● Article
□ □ □

CDU whip: 'The ball is in Putin's court'

Members of Germany's governing coalition are portraying Chancellor Angela Merkel's meeting on Wednesday evening with Russian President Vladimir Putin, Ukrainian head of state Petro Poroshenko and French President Francois Hollande as a moderate success.

"The efforts toward a peaceful solution of the Ukraine conflict have been given an important new impulse," Franz Josef Jung - the deputy parliamentary chairman of the conservative CDU - told Deutsche Welle. "It's important now that the foreign ministers of the four nations agree in November on a concrete timetable for implementing the Minsk II peace accords. Most of agreements reached thus far have not been implemented because the parties in the conflict - the Ukrainian separatists and Russia - have lacked the will to do so."

The pro-Russian Left Party welcomed the meeting.

"I hope very much that the German government becomes convinced that dialogue is better than threats of fresh sanctions," Left Party chairwoman Sahra Wagenknecht said in a statement. "Even if the concrete results of this summit are modest, the talks could be the beginning of a different relationship with one another."

In early-morning interviews with German television and radio, the government's Russia commissioner, Gernot Erler of the Social Democrats, said that the "more had come out" of the meeting than expected and that "very important" progress had been made toward implementing the Minsk II peace accords aimed at ending the conflict between Russia and Ukraine.

On Wednesday evening, the four leaders agreed to draft a roadmap on how to realize ceasefire arrangements in Eastern Ukraine - essentially an agreement to reach an agreement.

In a midnight press conference after the meeting, Merkel said that the participants had drawn up "an initial document" but that there were still "many disagreements."

"We've proclaimed our determination to draw up a roadmap," Merkel said. "But as things stand, there's a lot of hard work to come."

□ □ □

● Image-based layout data

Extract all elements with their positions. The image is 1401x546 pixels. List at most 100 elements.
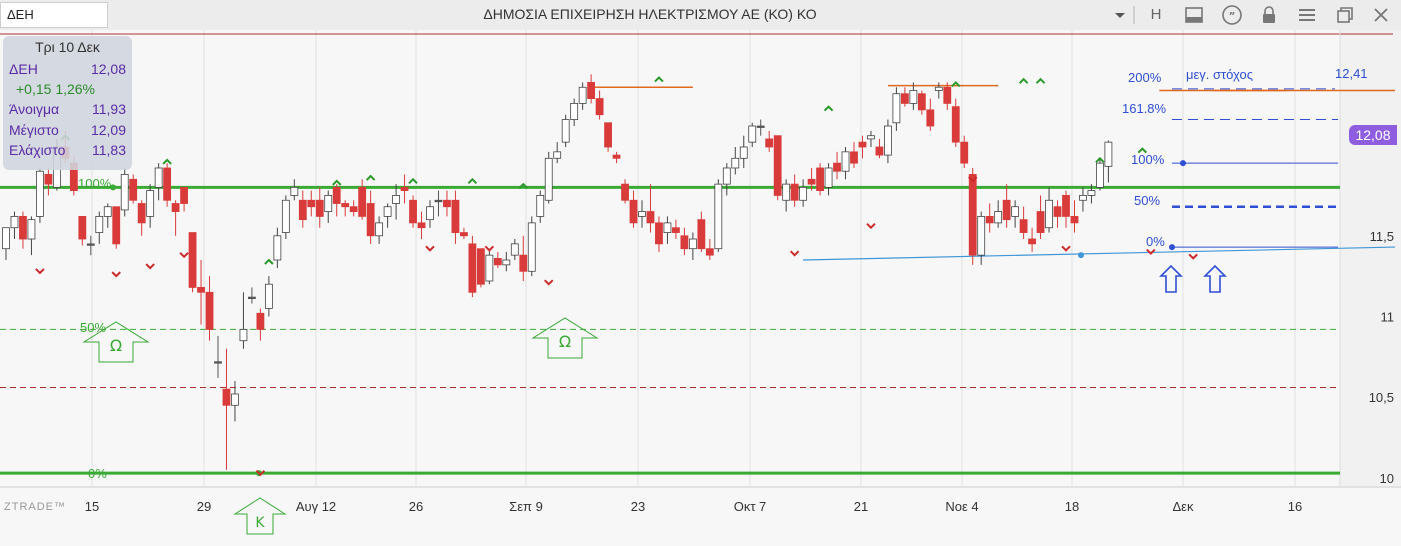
lock-icon[interactable]	[1257, 3, 1281, 27]
buy-signal-icon	[365, 174, 376, 181]
candle-body	[256, 312, 265, 330]
menu-icon[interactable]	[1295, 3, 1319, 27]
buy-signal-icon	[264, 258, 274, 265]
sell-signal-icon	[968, 176, 978, 183]
candle-body	[629, 199, 638, 224]
fib-blue-anchor-point	[1169, 244, 1175, 251]
candle-body	[943, 86, 952, 104]
candle-body	[934, 86, 943, 91]
sell-signal-icon	[425, 245, 435, 252]
candle-body	[773, 135, 782, 196]
candle-body	[587, 82, 596, 99]
fib-green-50-label: 50%	[80, 320, 107, 335]
fib-blue-anchor-point	[1180, 160, 1186, 167]
candle-body	[561, 119, 570, 143]
x-tick-label: Νοε 4	[945, 499, 978, 514]
candle-body	[722, 167, 731, 185]
candle-body	[688, 238, 697, 250]
y-tick-label: 10	[1380, 471, 1394, 486]
buy-signal-icon	[823, 105, 834, 112]
candle-body	[409, 199, 417, 224]
x-tick-label: 18	[1065, 499, 1079, 514]
x-tick-label: Οκτ 7	[734, 499, 767, 514]
candle-body	[646, 211, 655, 224]
candle-body	[19, 216, 27, 240]
fib-green-0-label: 0%	[88, 466, 107, 481]
candle-body	[222, 388, 231, 406]
candle-body	[570, 103, 579, 120]
candle-body	[112, 206, 121, 245]
candle-body	[307, 199, 316, 208]
close-icon[interactable]	[1369, 3, 1393, 27]
candle-body	[510, 243, 519, 256]
buy-signal-icon	[951, 81, 961, 88]
candle-body	[120, 174, 129, 211]
candlestick-chart[interactable]: 10 10,5 11 11,5 15 29 Αυγ 12 26 Σεπ 9 23 Οκτ 7 21 Νο…	[0, 30, 1401, 546]
info-open-value: 11,93	[92, 101, 126, 117]
h-button[interactable]: Η	[1150, 6, 1162, 23]
blue-up-arrow-icon	[1159, 264, 1183, 293]
ohlc-info-panel: Τρι 10 Δεκ ΔΕΗ 12,08 +0,15 1,26% Άνοιγμα…	[3, 36, 132, 170]
candle-body	[850, 151, 858, 164]
y-tick-label: 11,5	[1370, 229, 1394, 244]
candle-body	[621, 183, 629, 201]
candle-body	[739, 146, 748, 159]
candle-body	[137, 203, 146, 224]
candle-body	[705, 248, 714, 256]
kappa-arrow: Κ	[233, 497, 287, 535]
info-symbol-label: ΔΕΗ	[9, 61, 38, 77]
x-tick-label: Αυγ 12	[296, 499, 336, 514]
x-tick-label: 29	[197, 499, 211, 514]
candle-body	[553, 151, 562, 159]
buy-signal-icon	[654, 76, 664, 83]
candle-body	[248, 296, 256, 300]
x-tick-label: Σεπ 9	[509, 499, 543, 514]
candle-body	[544, 157, 553, 201]
info-change: +0,15 1,26%	[16, 81, 96, 97]
candle-body	[460, 232, 468, 237]
candle-body	[324, 195, 333, 212]
candle-body	[197, 287, 205, 293]
candle-body	[697, 219, 706, 250]
svg-text:”: ”	[1229, 11, 1236, 22]
panel-icon[interactable]	[1182, 3, 1206, 27]
candle-body	[78, 216, 87, 240]
candle-body	[485, 254, 494, 282]
candle-body	[392, 195, 400, 204]
candle-body	[1104, 141, 1113, 167]
sell-signal-icon	[35, 268, 45, 275]
sell-signal-icon	[484, 245, 495, 252]
quote-icon[interactable]: ”	[1220, 3, 1244, 27]
candle-body	[790, 183, 799, 201]
candle-body	[383, 206, 392, 217]
info-low-value: 11,83	[92, 142, 126, 158]
candle-body	[476, 248, 485, 285]
candle-body	[298, 199, 307, 221]
x-tick-label: 16	[1288, 499, 1302, 514]
candle-body	[443, 199, 451, 208]
symbol-input[interactable]: ΔΕΗ	[0, 2, 108, 28]
fib-blue-100-label: 100%	[1131, 152, 1165, 167]
candle-body	[10, 216, 19, 229]
fib-green-100-label: 100%	[78, 176, 112, 191]
target-value: 12,41	[1335, 66, 1368, 81]
candle-body	[824, 167, 833, 188]
info-high-label: Μέγιστο	[9, 122, 59, 138]
candle-body	[146, 190, 155, 217]
restore-window-icon[interactable]	[1333, 3, 1357, 27]
candle-body	[875, 146, 884, 156]
sell-signal-icon	[1146, 248, 1156, 255]
candle-body	[782, 183, 791, 201]
candle-body	[103, 206, 112, 217]
candle-body	[672, 227, 680, 233]
x-tick-label: 15	[85, 499, 99, 514]
candle-body	[1045, 199, 1053, 229]
chevron-down-icon[interactable]	[1108, 3, 1132, 27]
sell-signal-icon	[145, 263, 155, 270]
support-trend-line	[802, 246, 1396, 261]
candle-body	[36, 170, 44, 217]
info-symbol-value: 12,08	[90, 61, 126, 77]
candle-body	[1096, 162, 1104, 188]
buy-signal-icon	[1035, 77, 1046, 84]
sell-signal-icon	[544, 279, 554, 286]
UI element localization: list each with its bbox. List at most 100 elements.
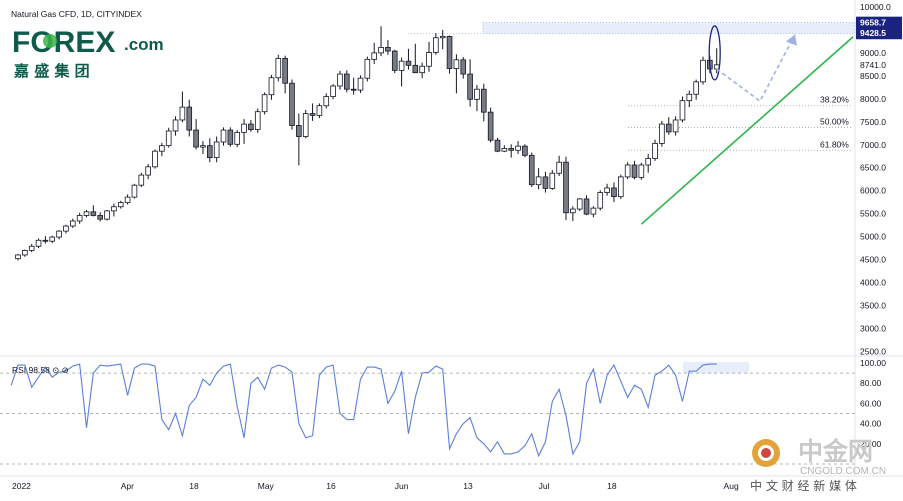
candle[interactable]: [213, 136, 220, 163]
candle[interactable]: [604, 183, 610, 196]
candle[interactable]: [659, 120, 665, 147]
candle[interactable]: [611, 182, 617, 203]
candle[interactable]: [343, 70, 350, 93]
candle[interactable]: [446, 35, 453, 74]
candle[interactable]: [302, 109, 309, 139]
candle[interactable]: [22, 249, 28, 257]
candle[interactable]: [254, 108, 261, 133]
candle[interactable]: [638, 162, 645, 180]
candle[interactable]: [131, 183, 138, 199]
candle[interactable]: [439, 29, 446, 50]
candle[interactable]: [672, 116, 679, 136]
projection-path[interactable]: [716, 34, 796, 103]
candle[interactable]: [364, 56, 371, 82]
candle[interactable]: [186, 99, 193, 137]
candle[interactable]: [419, 62, 425, 79]
candle[interactable]: [378, 26, 384, 57]
candle[interactable]: [323, 93, 330, 109]
candle[interactable]: [357, 75, 364, 93]
candle[interactable]: [275, 54, 282, 82]
candle[interactable]: [535, 168, 542, 190]
candle[interactable]: [172, 116, 179, 136]
candle[interactable]: [618, 174, 624, 199]
candle[interactable]: [385, 40, 391, 55]
candle[interactable]: [227, 127, 234, 147]
candle[interactable]: [597, 190, 604, 211]
time-axis[interactable]: 2022 Apr 18 May 16 Jun 13 Jul 18 Aug: [12, 481, 739, 491]
candle[interactable]: [528, 152, 535, 188]
candle[interactable]: [63, 224, 69, 234]
candle[interactable]: [330, 84, 336, 100]
candle[interactable]: [49, 235, 56, 244]
candle[interactable]: [700, 56, 706, 85]
candle[interactable]: [453, 54, 460, 94]
candle[interactable]: [200, 141, 206, 154]
candle[interactable]: [179, 91, 186, 123]
candle[interactable]: [501, 145, 508, 153]
candle[interactable]: [665, 117, 672, 135]
candle[interactable]: [556, 155, 562, 176]
candle[interactable]: [70, 218, 76, 228]
candle[interactable]: [159, 142, 165, 157]
candle[interactable]: [570, 206, 576, 221]
candle[interactable]: [563, 156, 569, 221]
candle[interactable]: [282, 55, 288, 94]
candle[interactable]: [474, 85, 480, 112]
candle[interactable]: [15, 254, 21, 261]
candle[interactable]: [337, 70, 343, 90]
candle[interactable]: [56, 230, 62, 240]
candle[interactable]: [350, 77, 357, 95]
candle[interactable]: [693, 79, 699, 100]
candle[interactable]: [309, 103, 316, 121]
candle[interactable]: [138, 172, 145, 188]
candle[interactable]: [289, 79, 295, 130]
candle[interactable]: [97, 212, 104, 222]
candle[interactable]: [152, 149, 158, 169]
candle[interactable]: [645, 153, 651, 173]
candle[interactable]: [90, 205, 97, 217]
candle[interactable]: [76, 212, 83, 224]
candle[interactable]: [28, 243, 35, 253]
candle[interactable]: [686, 90, 693, 108]
candle[interactable]: [104, 209, 110, 221]
candle[interactable]: [111, 203, 117, 217]
candle[interactable]: [241, 119, 247, 144]
candle[interactable]: [391, 49, 398, 74]
candle[interactable]: [268, 74, 275, 100]
candle[interactable]: [590, 206, 597, 218]
candle[interactable]: [549, 170, 556, 190]
candle[interactable]: [83, 209, 90, 218]
candle[interactable]: [412, 43, 419, 74]
candle[interactable]: [117, 200, 124, 209]
rsi-axis[interactable]: 20.00 40.00 60.00 80.00 100.00: [860, 358, 886, 449]
candle[interactable]: [508, 144, 514, 158]
uptrend-line[interactable]: [640, 36, 854, 225]
candle[interactable]: [234, 130, 241, 148]
rsi-pane[interactable]: RSI 98.58 ⊙ ⊘: [0, 362, 855, 465]
candle[interactable]: [165, 127, 172, 148]
highlight-oval[interactable]: [708, 25, 721, 81]
candle[interactable]: [206, 138, 213, 163]
candle[interactable]: [248, 119, 254, 132]
candle[interactable]: [542, 171, 549, 193]
candle[interactable]: [42, 236, 49, 244]
candle[interactable]: [371, 42, 377, 64]
candle[interactable]: [261, 92, 268, 115]
candle[interactable]: [583, 195, 590, 216]
candle[interactable]: [296, 113, 302, 166]
candle[interactable]: [220, 127, 227, 146]
candle[interactable]: [426, 41, 432, 72]
candle[interactable]: [487, 107, 494, 143]
price-pane[interactable]: 38.20% 50.00% 61.80%: [0, 0, 903, 477]
candle[interactable]: [124, 194, 131, 205]
candle[interactable]: [467, 59, 473, 107]
candle[interactable]: [515, 141, 521, 154]
candle[interactable]: [145, 164, 151, 180]
candle[interactable]: [193, 119, 199, 150]
price-axis[interactable]: 2500.0 3000.0 3500.0 4000.0 4500.0 5000.0 5500…: [856, 2, 902, 356]
candle[interactable]: [480, 83, 487, 122]
candle[interactable]: [631, 160, 638, 180]
rsi-line[interactable]: [10, 363, 717, 458]
candle[interactable]: [35, 238, 42, 249]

□ □ □

● The request
According to the article, what did the four leaders agree on Wednesday evening to draft? The data above come from a separate source unrelated to the article.

● Result for this task
A roadmap on how to realize ceasefire arrangements in Eastern Ukraine.